>> Begin Exercise material

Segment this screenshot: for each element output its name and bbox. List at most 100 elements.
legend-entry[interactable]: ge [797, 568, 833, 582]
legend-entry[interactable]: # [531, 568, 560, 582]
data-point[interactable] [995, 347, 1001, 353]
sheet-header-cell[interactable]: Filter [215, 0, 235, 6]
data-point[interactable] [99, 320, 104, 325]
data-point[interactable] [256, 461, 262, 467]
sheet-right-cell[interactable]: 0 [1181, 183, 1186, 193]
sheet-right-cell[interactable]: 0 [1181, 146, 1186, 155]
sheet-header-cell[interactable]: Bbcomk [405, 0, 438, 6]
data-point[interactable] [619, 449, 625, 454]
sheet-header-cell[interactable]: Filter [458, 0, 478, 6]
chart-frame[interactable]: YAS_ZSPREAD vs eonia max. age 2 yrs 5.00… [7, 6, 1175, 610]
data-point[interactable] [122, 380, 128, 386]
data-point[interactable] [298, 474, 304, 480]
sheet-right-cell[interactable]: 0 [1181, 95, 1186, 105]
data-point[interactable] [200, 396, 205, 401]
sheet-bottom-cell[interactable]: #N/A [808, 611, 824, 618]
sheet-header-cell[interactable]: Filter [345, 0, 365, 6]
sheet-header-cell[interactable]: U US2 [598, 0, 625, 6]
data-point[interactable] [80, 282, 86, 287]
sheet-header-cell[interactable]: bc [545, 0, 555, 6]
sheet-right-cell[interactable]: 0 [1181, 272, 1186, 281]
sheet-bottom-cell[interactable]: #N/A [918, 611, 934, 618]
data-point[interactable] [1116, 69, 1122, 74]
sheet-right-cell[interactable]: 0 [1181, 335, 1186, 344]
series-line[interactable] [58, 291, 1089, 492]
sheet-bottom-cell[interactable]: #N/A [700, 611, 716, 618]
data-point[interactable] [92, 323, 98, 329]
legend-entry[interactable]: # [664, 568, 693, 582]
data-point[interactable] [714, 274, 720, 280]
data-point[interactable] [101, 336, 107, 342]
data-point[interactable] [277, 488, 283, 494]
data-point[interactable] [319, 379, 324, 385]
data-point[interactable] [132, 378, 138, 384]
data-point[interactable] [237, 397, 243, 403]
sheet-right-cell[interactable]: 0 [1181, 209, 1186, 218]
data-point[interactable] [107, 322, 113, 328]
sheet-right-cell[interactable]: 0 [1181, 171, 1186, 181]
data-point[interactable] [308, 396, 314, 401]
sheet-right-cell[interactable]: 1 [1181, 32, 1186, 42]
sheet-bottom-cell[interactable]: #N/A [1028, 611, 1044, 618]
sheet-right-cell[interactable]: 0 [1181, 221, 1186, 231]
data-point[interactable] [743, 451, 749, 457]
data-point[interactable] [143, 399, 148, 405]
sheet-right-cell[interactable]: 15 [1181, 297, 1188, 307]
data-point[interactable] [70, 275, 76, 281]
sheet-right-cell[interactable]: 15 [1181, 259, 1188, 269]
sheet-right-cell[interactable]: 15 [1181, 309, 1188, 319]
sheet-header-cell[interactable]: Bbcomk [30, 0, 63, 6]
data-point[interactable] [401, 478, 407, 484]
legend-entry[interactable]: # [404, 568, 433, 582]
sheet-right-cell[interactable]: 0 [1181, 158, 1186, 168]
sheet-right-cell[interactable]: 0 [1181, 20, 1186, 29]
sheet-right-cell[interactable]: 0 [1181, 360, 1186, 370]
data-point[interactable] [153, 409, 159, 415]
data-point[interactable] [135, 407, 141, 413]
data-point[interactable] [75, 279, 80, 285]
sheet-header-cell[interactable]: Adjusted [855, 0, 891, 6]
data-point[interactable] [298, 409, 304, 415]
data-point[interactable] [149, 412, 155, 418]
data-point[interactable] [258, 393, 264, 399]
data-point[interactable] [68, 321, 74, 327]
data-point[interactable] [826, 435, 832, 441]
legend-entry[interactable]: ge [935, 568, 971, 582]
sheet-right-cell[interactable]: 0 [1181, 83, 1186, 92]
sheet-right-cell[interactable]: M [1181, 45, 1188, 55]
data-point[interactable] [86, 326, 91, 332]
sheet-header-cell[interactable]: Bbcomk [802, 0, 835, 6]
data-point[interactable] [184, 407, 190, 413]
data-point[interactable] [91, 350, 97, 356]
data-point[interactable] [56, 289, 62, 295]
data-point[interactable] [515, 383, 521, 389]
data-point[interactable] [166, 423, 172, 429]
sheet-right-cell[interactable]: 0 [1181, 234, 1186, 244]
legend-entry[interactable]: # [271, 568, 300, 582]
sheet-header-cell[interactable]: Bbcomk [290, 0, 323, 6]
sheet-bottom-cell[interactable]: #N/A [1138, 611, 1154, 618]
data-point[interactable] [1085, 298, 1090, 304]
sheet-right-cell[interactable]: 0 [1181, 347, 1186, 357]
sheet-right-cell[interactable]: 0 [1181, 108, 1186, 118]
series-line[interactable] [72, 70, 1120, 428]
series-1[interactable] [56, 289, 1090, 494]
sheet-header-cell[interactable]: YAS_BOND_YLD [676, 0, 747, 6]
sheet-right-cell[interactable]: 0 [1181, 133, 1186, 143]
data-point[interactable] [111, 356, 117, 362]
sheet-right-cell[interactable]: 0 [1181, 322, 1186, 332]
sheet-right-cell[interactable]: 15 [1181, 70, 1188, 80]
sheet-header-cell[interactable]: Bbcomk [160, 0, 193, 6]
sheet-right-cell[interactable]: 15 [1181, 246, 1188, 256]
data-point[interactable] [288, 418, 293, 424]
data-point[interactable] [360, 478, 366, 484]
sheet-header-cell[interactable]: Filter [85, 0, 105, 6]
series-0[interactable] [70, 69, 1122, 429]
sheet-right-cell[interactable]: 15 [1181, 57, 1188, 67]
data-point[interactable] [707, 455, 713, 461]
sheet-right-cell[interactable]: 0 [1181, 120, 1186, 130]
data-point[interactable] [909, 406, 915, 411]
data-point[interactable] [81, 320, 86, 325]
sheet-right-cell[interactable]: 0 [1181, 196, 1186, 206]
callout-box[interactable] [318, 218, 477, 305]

>> End Exercise material

What to work on » Change "data-point" to "plot-marker" throughout the records above, and rewrite every line with nothing else altered.

Written solution »
Segment this screenshot: for each element output its name and bbox. List at most 100 elements.
legend-entry[interactable]: ge [797, 568, 833, 582]
legend-entry[interactable]: # [531, 568, 560, 582]
plot-marker[interactable] [995, 347, 1001, 353]
sheet-header-cell[interactable]: Filter [215, 0, 235, 6]
plot-marker[interactable] [99, 320, 104, 325]
plot-marker[interactable] [256, 461, 262, 467]
sheet-right-cell[interactable]: 0 [1181, 183, 1186, 193]
sheet-right-cell[interactable]: 0 [1181, 146, 1186, 155]
sheet-header-cell[interactable]: Bbcomk [405, 0, 438, 6]
plot-marker[interactable] [619, 449, 625, 454]
sheet-header-cell[interactable]: Filter [458, 0, 478, 6]
chart-frame[interactable]: YAS_ZSPREAD vs eonia max. age 2 yrs 5.00… [7, 6, 1175, 610]
plot-marker[interactable] [122, 380, 128, 386]
plot-marker[interactable] [298, 474, 304, 480]
sheet-right-cell[interactable]: 0 [1181, 95, 1186, 105]
plot-marker[interactable] [200, 396, 205, 401]
sheet-bottom-cell[interactable]: #N/A [808, 611, 824, 618]
sheet-header-cell[interactable]: Filter [345, 0, 365, 6]
sheet-header-cell[interactable]: U US2 [598, 0, 625, 6]
plot-marker[interactable] [80, 282, 86, 287]
sheet-header-cell[interactable]: bc [545, 0, 555, 6]
sheet-right-cell[interactable]: 0 [1181, 272, 1186, 281]
sheet-bottom-cell[interactable]: #N/A [918, 611, 934, 618]
plot-marker[interactable] [1116, 69, 1122, 74]
sheet-right-cell[interactable]: 0 [1181, 335, 1186, 344]
series-line[interactable] [58, 291, 1089, 492]
sheet-bottom-cell[interactable]: #N/A [700, 611, 716, 618]
plot-marker[interactable] [92, 323, 98, 329]
legend-entry[interactable]: # [664, 568, 693, 582]
plot-marker[interactable] [714, 274, 720, 280]
plot-marker[interactable] [101, 336, 107, 342]
plot-marker[interactable] [277, 488, 283, 494]
plot-marker[interactable] [319, 379, 324, 385]
plot-marker[interactable] [132, 378, 138, 384]
plot-marker[interactable] [237, 397, 243, 403]
sheet-right-cell[interactable]: 0 [1181, 209, 1186, 218]
plot-marker[interactable] [107, 322, 113, 328]
sheet-right-cell[interactable]: 0 [1181, 171, 1186, 181]
plot-marker[interactable] [308, 396, 314, 401]
sheet-right-cell[interactable]: 1 [1181, 32, 1186, 42]
sheet-bottom-cell[interactable]: #N/A [1028, 611, 1044, 618]
sheet-right-cell[interactable]: 0 [1181, 221, 1186, 231]
plot-marker[interactable] [743, 451, 749, 457]
plot-marker[interactable] [143, 399, 148, 405]
sheet-right-cell[interactable]: 15 [1181, 297, 1188, 307]
plot-marker[interactable] [70, 275, 76, 281]
sheet-right-cell[interactable]: 15 [1181, 259, 1188, 269]
sheet-right-cell[interactable]: 15 [1181, 309, 1188, 319]
sheet-header-cell[interactable]: Bbcomk [30, 0, 63, 6]
plot-marker[interactable] [401, 478, 407, 484]
legend-entry[interactable]: # [404, 568, 433, 582]
sheet-right-cell[interactable]: 0 [1181, 158, 1186, 168]
sheet-right-cell[interactable]: 0 [1181, 20, 1186, 29]
sheet-right-cell[interactable]: 0 [1181, 360, 1186, 370]
plot-marker[interactable] [153, 409, 159, 415]
plot-marker[interactable] [135, 407, 141, 413]
plot-marker[interactable] [75, 279, 80, 285]
sheet-header-cell[interactable]: Adjusted [855, 0, 891, 6]
plot-marker[interactable] [298, 409, 304, 415]
plot-marker[interactable] [149, 412, 155, 418]
plot-marker[interactable] [258, 393, 264, 399]
plot-marker[interactable] [68, 321, 74, 327]
plot-marker[interactable] [826, 435, 832, 441]
legend-entry[interactable]: ge [935, 568, 971, 582]
sheet-right-cell[interactable]: 0 [1181, 83, 1186, 92]
sheet-right-cell[interactable]: M [1181, 45, 1188, 55]
plot-marker[interactable] [86, 326, 91, 332]
sheet-header-cell[interactable]: Bbcomk [802, 0, 835, 6]
plot-marker[interactable] [184, 407, 190, 413]
plot-marker[interactable] [91, 350, 97, 356]
plot-marker[interactable] [56, 289, 62, 295]
plot-marker[interactable] [515, 383, 521, 389]
plot-marker[interactable] [166, 423, 172, 429]
sheet-right-cell[interactable]: 0 [1181, 234, 1186, 244]
legend-entry[interactable]: # [271, 568, 300, 582]
sheet-header-cell[interactable]: Bbcomk [290, 0, 323, 6]
sheet-bottom-cell[interactable]: #N/A [1138, 611, 1154, 618]
plot-marker[interactable] [1085, 298, 1090, 304]
sheet-right-cell[interactable]: 0 [1181, 347, 1186, 357]
sheet-right-cell[interactable]: 0 [1181, 108, 1186, 118]
series-line[interactable] [72, 70, 1120, 428]
series-1[interactable] [56, 289, 1090, 494]
sheet-header-cell[interactable]: YAS_BOND_YLD [676, 0, 747, 6]
sheet-right-cell[interactable]: 0 [1181, 133, 1186, 143]
plot-marker[interactable] [111, 356, 117, 362]
sheet-right-cell[interactable]: 0 [1181, 322, 1186, 332]
sheet-right-cell[interactable]: 15 [1181, 70, 1188, 80]
sheet-header-cell[interactable]: Bbcomk [160, 0, 193, 6]
sheet-right-cell[interactable]: 15 [1181, 246, 1188, 256]
plot-marker[interactable] [288, 418, 293, 424]
plot-marker[interactable] [360, 478, 366, 484]
sheet-header-cell[interactable]: Filter [85, 0, 105, 6]
series-0[interactable] [70, 69, 1122, 429]
sheet-right-cell[interactable]: 15 [1181, 57, 1188, 67]
plot-marker[interactable] [707, 455, 713, 461]
sheet-right-cell[interactable]: 0 [1181, 120, 1186, 130]
plot-marker[interactable] [909, 406, 915, 411]
plot-marker[interactable] [81, 320, 86, 325]
sheet-right-cell[interactable]: 0 [1181, 196, 1186, 206]
callout-box[interactable] [318, 218, 477, 305]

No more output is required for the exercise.